Exercise prompt:
Look for "Geburtstage" in the listing below. Gather each line that contains it.

Given records:
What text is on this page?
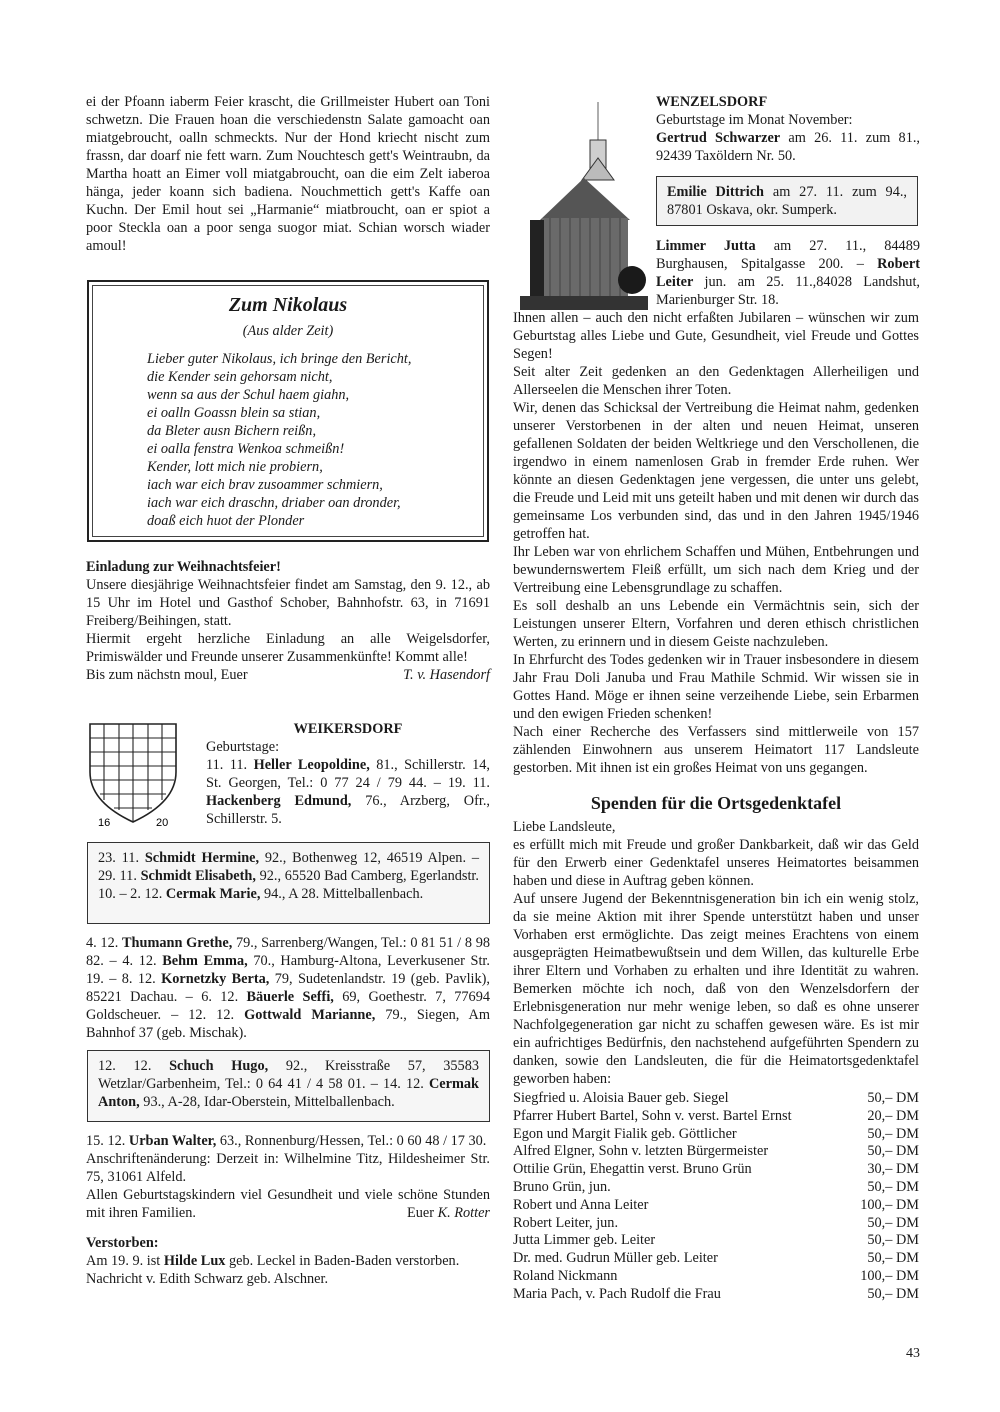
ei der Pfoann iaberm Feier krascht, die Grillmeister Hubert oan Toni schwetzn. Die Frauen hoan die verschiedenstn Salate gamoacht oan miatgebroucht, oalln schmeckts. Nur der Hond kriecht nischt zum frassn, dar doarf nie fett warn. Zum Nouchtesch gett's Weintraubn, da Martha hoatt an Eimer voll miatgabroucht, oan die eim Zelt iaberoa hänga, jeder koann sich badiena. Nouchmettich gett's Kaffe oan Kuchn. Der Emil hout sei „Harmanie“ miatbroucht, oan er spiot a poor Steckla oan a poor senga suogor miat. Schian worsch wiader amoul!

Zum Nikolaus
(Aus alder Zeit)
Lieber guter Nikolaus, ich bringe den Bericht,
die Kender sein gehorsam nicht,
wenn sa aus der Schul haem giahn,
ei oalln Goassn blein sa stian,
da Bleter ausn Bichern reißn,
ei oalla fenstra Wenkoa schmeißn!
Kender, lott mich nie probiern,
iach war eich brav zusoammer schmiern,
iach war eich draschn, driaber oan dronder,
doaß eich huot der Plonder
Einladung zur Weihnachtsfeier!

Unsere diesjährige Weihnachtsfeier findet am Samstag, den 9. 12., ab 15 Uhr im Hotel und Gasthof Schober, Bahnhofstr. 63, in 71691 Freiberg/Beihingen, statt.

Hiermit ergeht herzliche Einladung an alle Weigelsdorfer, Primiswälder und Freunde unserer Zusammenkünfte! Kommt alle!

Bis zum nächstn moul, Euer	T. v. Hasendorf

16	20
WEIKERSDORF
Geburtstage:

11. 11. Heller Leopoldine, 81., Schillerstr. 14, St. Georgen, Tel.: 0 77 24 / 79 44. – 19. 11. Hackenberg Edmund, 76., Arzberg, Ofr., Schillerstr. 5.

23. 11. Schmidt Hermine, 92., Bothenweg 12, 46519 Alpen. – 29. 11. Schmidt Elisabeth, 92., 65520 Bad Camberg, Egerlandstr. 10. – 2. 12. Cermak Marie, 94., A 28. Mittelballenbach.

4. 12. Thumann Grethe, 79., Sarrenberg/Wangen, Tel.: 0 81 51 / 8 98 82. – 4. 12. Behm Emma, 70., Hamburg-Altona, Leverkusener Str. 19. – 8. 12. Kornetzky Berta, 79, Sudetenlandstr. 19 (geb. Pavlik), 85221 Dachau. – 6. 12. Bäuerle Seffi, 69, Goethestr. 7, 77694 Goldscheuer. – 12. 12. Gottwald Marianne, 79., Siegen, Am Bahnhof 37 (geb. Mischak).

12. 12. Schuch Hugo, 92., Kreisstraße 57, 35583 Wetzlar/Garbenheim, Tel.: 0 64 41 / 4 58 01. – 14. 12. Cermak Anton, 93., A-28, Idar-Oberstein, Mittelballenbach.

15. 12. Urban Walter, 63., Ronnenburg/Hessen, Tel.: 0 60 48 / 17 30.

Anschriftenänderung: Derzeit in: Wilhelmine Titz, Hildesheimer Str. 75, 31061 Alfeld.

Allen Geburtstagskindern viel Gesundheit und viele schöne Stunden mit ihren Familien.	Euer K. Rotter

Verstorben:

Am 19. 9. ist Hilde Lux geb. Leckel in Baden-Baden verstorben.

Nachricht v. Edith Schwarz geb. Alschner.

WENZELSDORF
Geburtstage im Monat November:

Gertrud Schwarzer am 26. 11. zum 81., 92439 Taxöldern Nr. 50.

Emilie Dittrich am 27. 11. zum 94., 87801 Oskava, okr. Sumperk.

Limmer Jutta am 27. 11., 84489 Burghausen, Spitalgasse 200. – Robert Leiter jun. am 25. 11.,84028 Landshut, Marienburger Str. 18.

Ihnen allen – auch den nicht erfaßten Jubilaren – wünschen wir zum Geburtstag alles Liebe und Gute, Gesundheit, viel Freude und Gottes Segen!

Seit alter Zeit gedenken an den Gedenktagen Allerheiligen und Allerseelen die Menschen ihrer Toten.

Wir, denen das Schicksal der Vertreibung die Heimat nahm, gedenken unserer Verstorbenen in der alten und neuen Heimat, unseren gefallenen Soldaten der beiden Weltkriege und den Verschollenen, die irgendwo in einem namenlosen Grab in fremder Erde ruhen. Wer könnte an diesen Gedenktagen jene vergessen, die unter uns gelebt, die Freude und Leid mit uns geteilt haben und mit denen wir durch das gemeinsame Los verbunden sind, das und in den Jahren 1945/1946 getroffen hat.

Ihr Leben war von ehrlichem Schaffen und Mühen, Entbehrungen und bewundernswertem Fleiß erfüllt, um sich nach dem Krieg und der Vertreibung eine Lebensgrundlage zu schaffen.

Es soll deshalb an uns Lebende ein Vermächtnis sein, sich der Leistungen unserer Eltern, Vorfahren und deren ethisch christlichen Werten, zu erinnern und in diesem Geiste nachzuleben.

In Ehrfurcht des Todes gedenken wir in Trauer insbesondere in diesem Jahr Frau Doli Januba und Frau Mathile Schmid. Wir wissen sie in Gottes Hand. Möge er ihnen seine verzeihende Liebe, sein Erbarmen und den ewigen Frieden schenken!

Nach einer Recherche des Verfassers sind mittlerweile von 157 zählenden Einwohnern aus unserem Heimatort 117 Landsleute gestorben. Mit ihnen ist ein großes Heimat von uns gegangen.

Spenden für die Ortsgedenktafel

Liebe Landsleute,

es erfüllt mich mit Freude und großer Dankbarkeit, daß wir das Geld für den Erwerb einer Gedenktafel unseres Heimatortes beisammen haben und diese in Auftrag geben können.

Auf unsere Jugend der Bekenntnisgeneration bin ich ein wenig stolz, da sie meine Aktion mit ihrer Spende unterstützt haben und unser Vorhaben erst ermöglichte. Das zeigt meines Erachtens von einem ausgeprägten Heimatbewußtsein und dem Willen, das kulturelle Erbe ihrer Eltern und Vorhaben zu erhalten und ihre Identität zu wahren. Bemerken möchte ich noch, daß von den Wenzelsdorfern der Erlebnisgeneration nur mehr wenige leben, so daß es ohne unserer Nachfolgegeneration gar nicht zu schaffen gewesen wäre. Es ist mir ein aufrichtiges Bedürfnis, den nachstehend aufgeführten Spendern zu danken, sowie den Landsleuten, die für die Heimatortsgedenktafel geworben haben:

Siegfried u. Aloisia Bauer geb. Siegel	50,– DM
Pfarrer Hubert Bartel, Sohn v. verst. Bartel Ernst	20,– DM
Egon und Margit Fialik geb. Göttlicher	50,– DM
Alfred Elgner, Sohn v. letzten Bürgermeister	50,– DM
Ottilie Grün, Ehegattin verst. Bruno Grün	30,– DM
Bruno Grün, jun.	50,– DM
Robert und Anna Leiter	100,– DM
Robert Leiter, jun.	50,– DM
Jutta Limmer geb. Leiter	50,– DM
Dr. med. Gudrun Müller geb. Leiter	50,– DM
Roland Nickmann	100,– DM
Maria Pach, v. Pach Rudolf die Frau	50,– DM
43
==
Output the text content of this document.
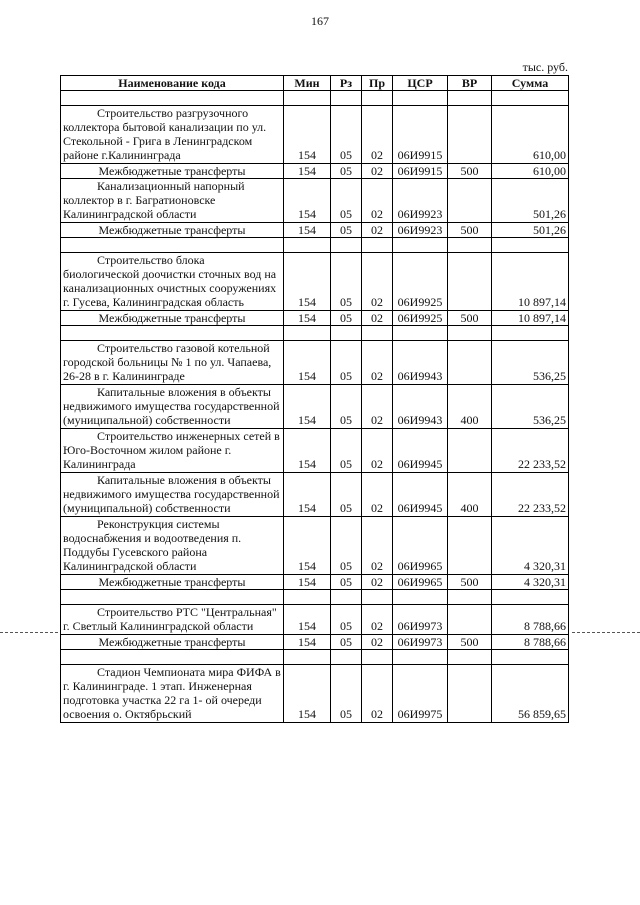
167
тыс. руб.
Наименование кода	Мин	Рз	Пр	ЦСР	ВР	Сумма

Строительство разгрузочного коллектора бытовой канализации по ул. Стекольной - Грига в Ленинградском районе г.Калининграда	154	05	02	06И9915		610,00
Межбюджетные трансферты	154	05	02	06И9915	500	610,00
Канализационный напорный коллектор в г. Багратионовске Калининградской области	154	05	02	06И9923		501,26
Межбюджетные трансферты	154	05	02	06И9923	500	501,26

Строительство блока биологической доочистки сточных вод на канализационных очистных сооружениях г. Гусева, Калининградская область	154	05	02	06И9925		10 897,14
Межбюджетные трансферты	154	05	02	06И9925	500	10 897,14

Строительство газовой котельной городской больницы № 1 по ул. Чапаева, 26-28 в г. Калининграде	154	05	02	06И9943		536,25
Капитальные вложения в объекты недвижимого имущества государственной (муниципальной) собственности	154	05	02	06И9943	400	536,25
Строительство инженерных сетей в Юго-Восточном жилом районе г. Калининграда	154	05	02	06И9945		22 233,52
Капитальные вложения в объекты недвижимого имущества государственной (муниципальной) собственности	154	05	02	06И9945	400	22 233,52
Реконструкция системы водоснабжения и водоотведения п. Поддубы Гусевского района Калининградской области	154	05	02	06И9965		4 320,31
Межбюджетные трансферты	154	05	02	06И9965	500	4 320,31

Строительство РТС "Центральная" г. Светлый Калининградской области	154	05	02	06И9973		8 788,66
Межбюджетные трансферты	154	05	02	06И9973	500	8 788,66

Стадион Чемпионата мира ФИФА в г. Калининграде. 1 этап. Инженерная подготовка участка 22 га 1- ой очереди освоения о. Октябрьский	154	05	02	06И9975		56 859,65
---
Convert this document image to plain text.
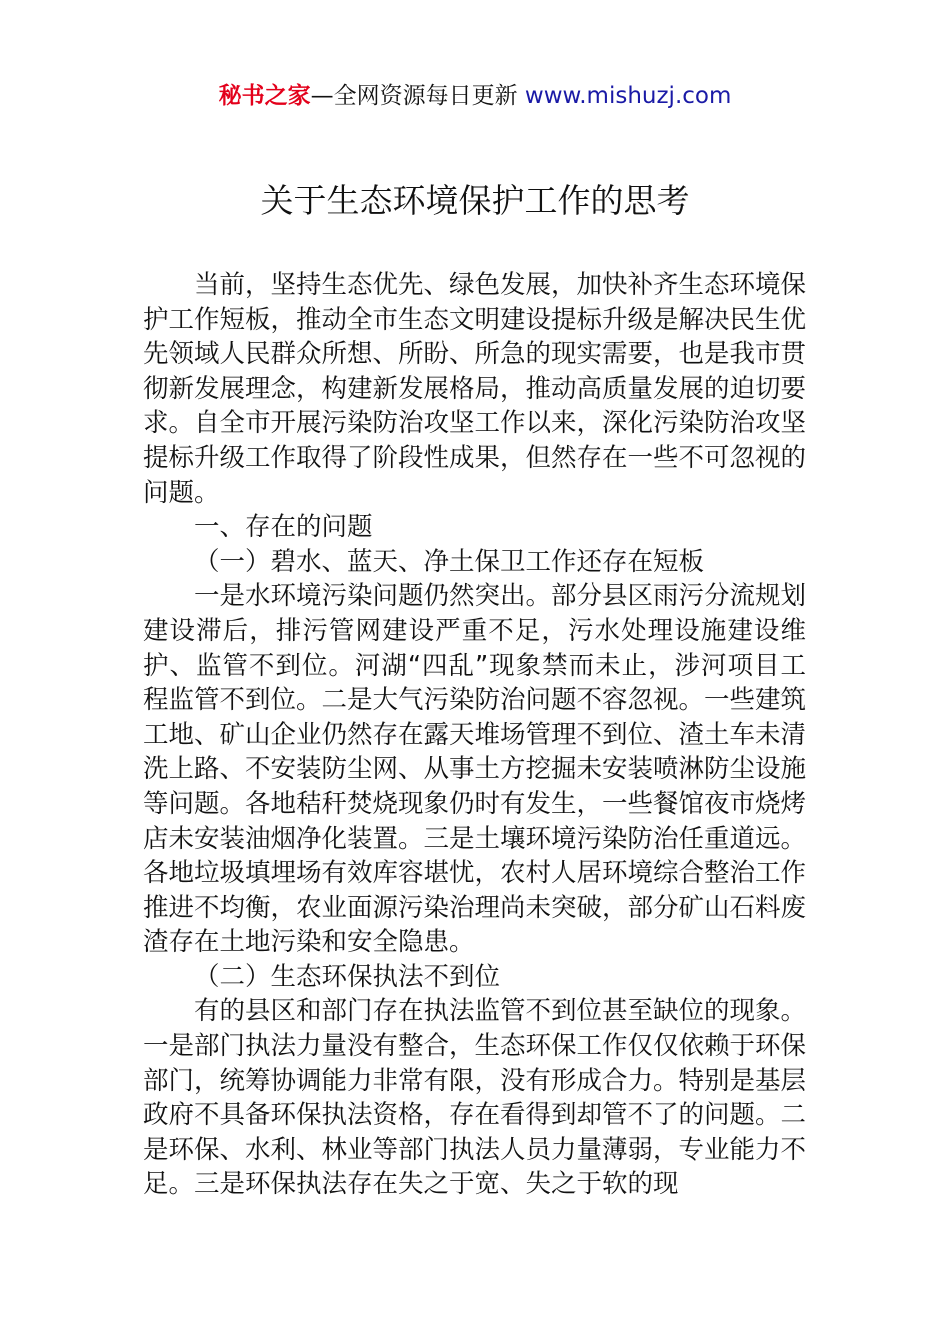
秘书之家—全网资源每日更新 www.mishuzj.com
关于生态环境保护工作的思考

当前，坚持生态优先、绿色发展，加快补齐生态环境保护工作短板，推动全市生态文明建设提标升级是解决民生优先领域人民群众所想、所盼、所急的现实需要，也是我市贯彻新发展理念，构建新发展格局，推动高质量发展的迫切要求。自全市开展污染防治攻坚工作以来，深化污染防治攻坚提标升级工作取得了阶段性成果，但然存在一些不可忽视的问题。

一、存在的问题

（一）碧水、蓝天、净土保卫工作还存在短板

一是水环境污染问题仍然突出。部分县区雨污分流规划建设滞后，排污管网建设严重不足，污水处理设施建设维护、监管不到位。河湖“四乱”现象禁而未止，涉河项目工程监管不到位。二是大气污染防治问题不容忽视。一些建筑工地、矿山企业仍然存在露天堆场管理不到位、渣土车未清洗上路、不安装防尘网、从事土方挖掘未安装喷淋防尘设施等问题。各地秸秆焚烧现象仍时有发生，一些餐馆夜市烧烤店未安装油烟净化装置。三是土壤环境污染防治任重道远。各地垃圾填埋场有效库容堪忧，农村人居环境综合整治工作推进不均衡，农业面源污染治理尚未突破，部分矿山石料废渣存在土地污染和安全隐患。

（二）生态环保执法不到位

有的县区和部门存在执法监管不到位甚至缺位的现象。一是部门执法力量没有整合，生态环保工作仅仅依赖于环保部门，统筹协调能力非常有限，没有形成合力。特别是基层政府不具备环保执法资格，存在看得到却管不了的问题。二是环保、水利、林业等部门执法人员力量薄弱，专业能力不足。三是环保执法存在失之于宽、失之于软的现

Worked solution:
Geburtstage:
Geburtstage im Monat November:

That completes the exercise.